指示: シェヴァル・サムの古典歌謡アルバムについての紹介文を、最後の文の後から書き継いでください。

歌手兼女優のトルコの才媛シェヴァル・サムが放つ古典歌謡アルバム第2弾。
06年のデビュー作“SEK” のみずみずしい古典歌謡に衝撃を覚えた当方としては、
待ちに待った企画。やっぱ、この人の魅力は、古典でこそ輝きますねえ。

“SEK” 以降、毎回異なる企画でアルバム制作を重ねてきたシェヴァル。
クラブ系ミクスチャー、黒海沿岸歌謡、アラベスク古典と、
その意欲的な姿勢は高く買うものの、正直“SEK” 以上の満足は得られませんでした。

で、今回再度古典歌謡に取り組んでくれたわけなんですが、
う~ん、やっぱこの人のこぶし使いは、めちゃくちゃ色っぽい。
「触れなば落ちん」といった、しなだれるようなこぶし回しは、シェヴァル独特の個性ですね。

収集資料:

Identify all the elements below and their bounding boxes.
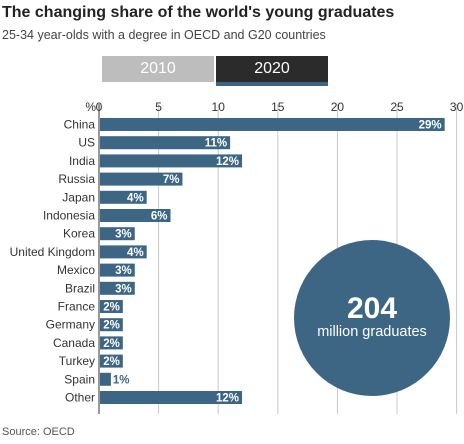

解答:
デビュー作を聴いた時、こんなにアダっぽい古典歌謡があるのかとノケぞったものですけど、
今回も全編で艶っぽいヴォーカルを発揮していて、もうメロメロです。

2枚組というヴォリュームながら、どちらも40分弱の収録時間なので、
分量的にはアルバム1枚とたいして変わりません。
ディスク1のオープニングで、前奏のペシュレヴから始まるという
古典声楽の形式にのっとった構成になっているのは、デビュー作と同じ趣向。
器楽パートのペシュレヴに続いて切れ目なく歌い出すレパートリーも、
ゼキ・ミュレン、サーデッティン・カイナク、ミュゼイェン・セナールなど、
これまたデビュー作と同じ趣向で、まさしく“SEK” の続編となっています。

シェヴァルの風が舞うような歌いぶりは、
古典歌謡の格調高さを妙に意識させることもなく、どこまでも爽やか。
崩れ落ちるようなこぶし回しはデビュー作より安定感をみせ、
ますます妖しさを増しています。

今年はミネ・ゲチェリやアスルハン・エルキシとトルコ古典歌謡の充実作が続き、
年間ベスト10にどれを選ぶべきか、こりゃ悩ましいですね。